WHAT YOU NEED TO DO: Give only the number of lines where "FEDOROV" occurs.

── DATASET

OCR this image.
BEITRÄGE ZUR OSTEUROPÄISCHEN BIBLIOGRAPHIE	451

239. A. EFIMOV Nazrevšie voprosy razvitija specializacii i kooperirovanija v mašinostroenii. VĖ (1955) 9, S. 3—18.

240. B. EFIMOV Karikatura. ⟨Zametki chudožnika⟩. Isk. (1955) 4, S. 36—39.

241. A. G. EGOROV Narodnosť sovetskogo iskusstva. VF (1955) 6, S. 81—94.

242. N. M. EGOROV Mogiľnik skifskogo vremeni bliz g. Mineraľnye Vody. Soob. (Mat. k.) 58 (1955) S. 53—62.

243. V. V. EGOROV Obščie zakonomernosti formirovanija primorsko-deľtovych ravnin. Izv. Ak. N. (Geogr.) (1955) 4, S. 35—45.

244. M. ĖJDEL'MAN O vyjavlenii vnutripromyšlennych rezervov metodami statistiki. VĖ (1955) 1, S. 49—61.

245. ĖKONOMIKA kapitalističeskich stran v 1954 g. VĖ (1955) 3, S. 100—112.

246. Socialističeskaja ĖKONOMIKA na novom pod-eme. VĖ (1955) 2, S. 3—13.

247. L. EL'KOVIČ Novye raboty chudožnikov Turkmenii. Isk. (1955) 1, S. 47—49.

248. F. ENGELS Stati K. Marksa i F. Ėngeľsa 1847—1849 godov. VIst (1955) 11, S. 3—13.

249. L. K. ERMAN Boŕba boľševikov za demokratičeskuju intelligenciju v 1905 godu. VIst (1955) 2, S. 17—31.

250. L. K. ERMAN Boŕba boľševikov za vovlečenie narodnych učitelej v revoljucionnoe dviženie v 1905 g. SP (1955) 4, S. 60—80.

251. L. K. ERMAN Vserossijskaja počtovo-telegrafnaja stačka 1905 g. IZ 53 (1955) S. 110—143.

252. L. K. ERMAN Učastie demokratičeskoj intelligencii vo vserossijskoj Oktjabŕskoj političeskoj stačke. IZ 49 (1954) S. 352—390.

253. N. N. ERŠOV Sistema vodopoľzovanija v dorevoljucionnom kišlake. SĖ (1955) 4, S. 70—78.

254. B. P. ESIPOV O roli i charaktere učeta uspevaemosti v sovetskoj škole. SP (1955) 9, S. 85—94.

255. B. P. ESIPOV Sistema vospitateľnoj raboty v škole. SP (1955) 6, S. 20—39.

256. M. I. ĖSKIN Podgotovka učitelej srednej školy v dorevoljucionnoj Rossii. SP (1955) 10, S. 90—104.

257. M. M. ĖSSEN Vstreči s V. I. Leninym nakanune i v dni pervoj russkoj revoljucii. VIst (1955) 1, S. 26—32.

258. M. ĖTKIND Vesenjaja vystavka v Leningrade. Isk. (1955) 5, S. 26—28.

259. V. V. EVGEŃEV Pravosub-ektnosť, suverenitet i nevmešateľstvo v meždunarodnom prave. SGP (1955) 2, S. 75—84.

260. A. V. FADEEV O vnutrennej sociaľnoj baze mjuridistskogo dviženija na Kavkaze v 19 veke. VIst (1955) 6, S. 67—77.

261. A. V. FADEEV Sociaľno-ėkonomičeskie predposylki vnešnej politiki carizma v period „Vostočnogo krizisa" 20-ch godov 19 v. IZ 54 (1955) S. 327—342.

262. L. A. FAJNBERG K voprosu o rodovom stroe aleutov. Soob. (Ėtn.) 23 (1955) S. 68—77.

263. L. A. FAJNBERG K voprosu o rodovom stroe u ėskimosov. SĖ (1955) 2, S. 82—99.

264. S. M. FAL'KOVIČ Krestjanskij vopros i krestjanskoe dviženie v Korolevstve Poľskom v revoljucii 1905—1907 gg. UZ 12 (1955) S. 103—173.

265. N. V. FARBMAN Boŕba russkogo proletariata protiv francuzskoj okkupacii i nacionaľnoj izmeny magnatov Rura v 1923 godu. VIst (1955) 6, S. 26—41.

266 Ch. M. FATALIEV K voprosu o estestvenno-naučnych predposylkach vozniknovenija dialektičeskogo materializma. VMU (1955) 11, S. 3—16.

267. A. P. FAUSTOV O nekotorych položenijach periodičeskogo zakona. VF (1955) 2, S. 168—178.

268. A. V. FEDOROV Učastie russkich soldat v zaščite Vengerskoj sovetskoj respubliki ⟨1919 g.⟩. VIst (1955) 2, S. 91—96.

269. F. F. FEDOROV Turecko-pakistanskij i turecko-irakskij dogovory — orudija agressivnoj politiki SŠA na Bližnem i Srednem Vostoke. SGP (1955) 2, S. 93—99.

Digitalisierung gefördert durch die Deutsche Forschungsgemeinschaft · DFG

────

FINAL ANSWER: 2